### [What is expected]
Omit every image, and transcribe the remaining entries exactly as given.

-- start --

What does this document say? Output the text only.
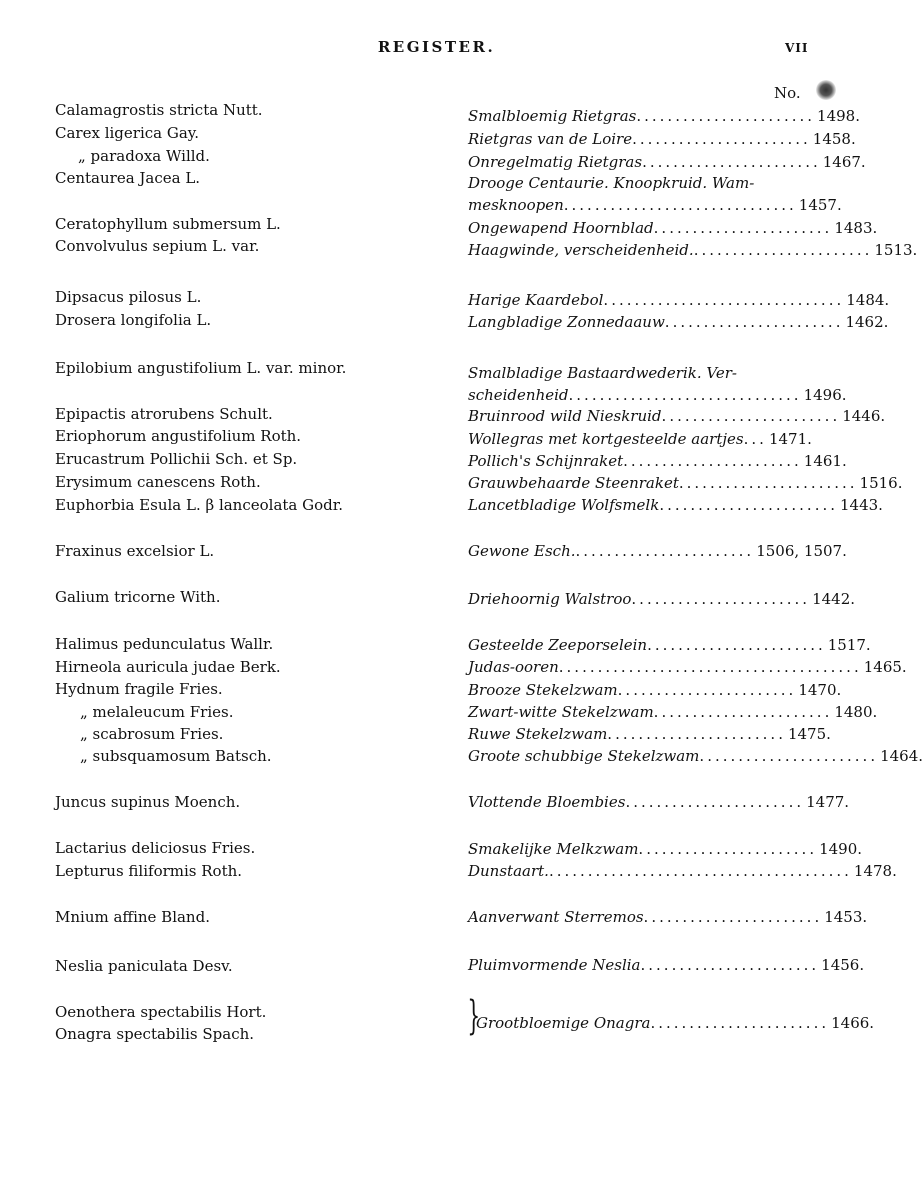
REGISTER.	VII
No.
Calamagrostis stricta Nutt.	Smalbloemig Rietgras ....................... 1498.
Carex ligerica Gay.	Rietgras van de Loire ....................... 1458.
„ paradoxa Willd.	Onregelmatig Rietgras ....................... 1467.
Centaurea Jacea L.	Drooge Centaurie. Knoopkruid. Wam-
mesknoopen .............................. 1457.
Ceratophyllum submersum L.	Ongewapend Hoornblad ....................... 1483.
Convolvulus sepium L. var.	Haagwinde, verscheidenheid. ....................... 1513.
Dipsacus pilosus L.	Harige Kaardebol ............................... 1484.
Drosera longifolia L.	Langbladige Zonnedaauw ....................... 1462.
Epilobium angustifolium L. var. minor.	Smalbladige Bastaardwederik. Ver-
scheidenheid .............................. 1496.
Epipactis atrorubens Schult.	Bruinrood wild Nieskruid ....................... 1446.
Eriophorum angustifolium Roth.	Wollegras met kortgesteelde aartjes ... 1471.
Erucastrum Pollichii Sch. et Sp.	Pollich's Schijnraket ....................... 1461.
Erysimum canescens Roth.	Grauwbehaarde Steenraket ....................... 1516.
Euphorbia Esula L. β lanceolata Godr.	Lancetbladige Wolfsmelk ....................... 1443.
Fraxinus excelsior L.	Gewone Esch. ....................... 1506, 1507.
Galium tricorne With.	Driehoornig Walstroo ....................... 1442.
Halimus pedunculatus Wallr.	Gesteelde Zeeporselein ....................... 1517.
Hirneola auricula judae Berk.	Judas-ooren ....................................... 1465.
Hydnum fragile Fries.	Brooze Stekelzwam ....................... 1470.
„ melaleucum Fries.	Zwart-witte Stekelzwam ....................... 1480.
„ scabrosum Fries.	Ruwe Stekelzwam ....................... 1475.
„ subsquamosum Batsch.	Groote schubbige Stekelzwam ....................... 1464.
Juncus supinus Moench.	Vlottende Bloembies ....................... 1477.
Lactarius deliciosus Fries.	Smakelijke Melkzwam ....................... 1490.
Lepturus filiformis Roth.	Dunstaart. ....................................... 1478.
Mnium affine Bland.	Aanverwant Sterremos ....................... 1453.
Neslia paniculata Desv.	Pluimvormende Neslia ....................... 1456.
Oenothera spectabilis Hort.
Onagra spectabilis Spach.	}
Grootbloemige Onagra ....................... 1466.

-- end --

### [Answer to the exercise]
What does this document say? Output the text only.
REGISTER.	VII
No.
Calamagrostis stricta Nutt.	Smalbloemig Rietgras ....................... 1498.
Carex ligerica Gay.	Rietgras van de Loire ....................... 1458.
„ paradoxa Willd.	Onregelmatig Rietgras ....................... 1467.
Centaurea Jacea L.	Drooge Centaurie. Knoopkruid. Wam-
mesknoopen .............................. 1457.
Ceratophyllum submersum L.	Ongewapend Hoornblad ....................... 1483.
Convolvulus sepium L. var.	Haagwinde, verscheidenheid. ....................... 1513.
Dipsacus pilosus L.	Harige Kaardebol ............................... 1484.
Drosera longifolia L.	Langbladige Zonnedaauw ....................... 1462.
Epilobium angustifolium L. var. minor.	Smalbladige Bastaardwederik. Ver-
scheidenheid .............................. 1496.
Epipactis atrorubens Schult.	Bruinrood wild Nieskruid ....................... 1446.
Eriophorum angustifolium Roth.	Wollegras met kortgesteelde aartjes ... 1471.
Erucastrum Pollichii Sch. et Sp.	Pollich's Schijnraket ....................... 1461.
Erysimum canescens Roth.	Grauwbehaarde Steenraket ....................... 1516.
Euphorbia Esula L. β lanceolata Godr.	Lancetbladige Wolfsmelk ....................... 1443.
Fraxinus excelsior L.	Gewone Esch. ....................... 1506, 1507.
Galium tricorne With.	Driehoornig Walstroo ....................... 1442.
Halimus pedunculatus Wallr.	Gesteelde Zeeporselein ....................... 1517.
Hirneola auricula judae Berk.	Judas-ooren ....................................... 1465.
Hydnum fragile Fries.	Brooze Stekelzwam ....................... 1470.
„ melaleucum Fries.	Zwart-witte Stekelzwam ....................... 1480.
„ scabrosum Fries.	Ruwe Stekelzwam ....................... 1475.
„ subsquamosum Batsch.	Groote schubbige Stekelzwam ....................... 1464.
Juncus supinus Moench.	Vlottende Bloembies ....................... 1477.
Lactarius deliciosus Fries.	Smakelijke Melkzwam ....................... 1490.
Lepturus filiformis Roth.	Dunstaart. ....................................... 1478.
Mnium affine Bland.	Aanverwant Sterremos ....................... 1453.
Neslia paniculata Desv.	Pluimvormende Neslia ....................... 1456.
Oenothera spectabilis Hort.
Onagra spectabilis Spach.	}
Grootbloemige Onagra ....................... 1466.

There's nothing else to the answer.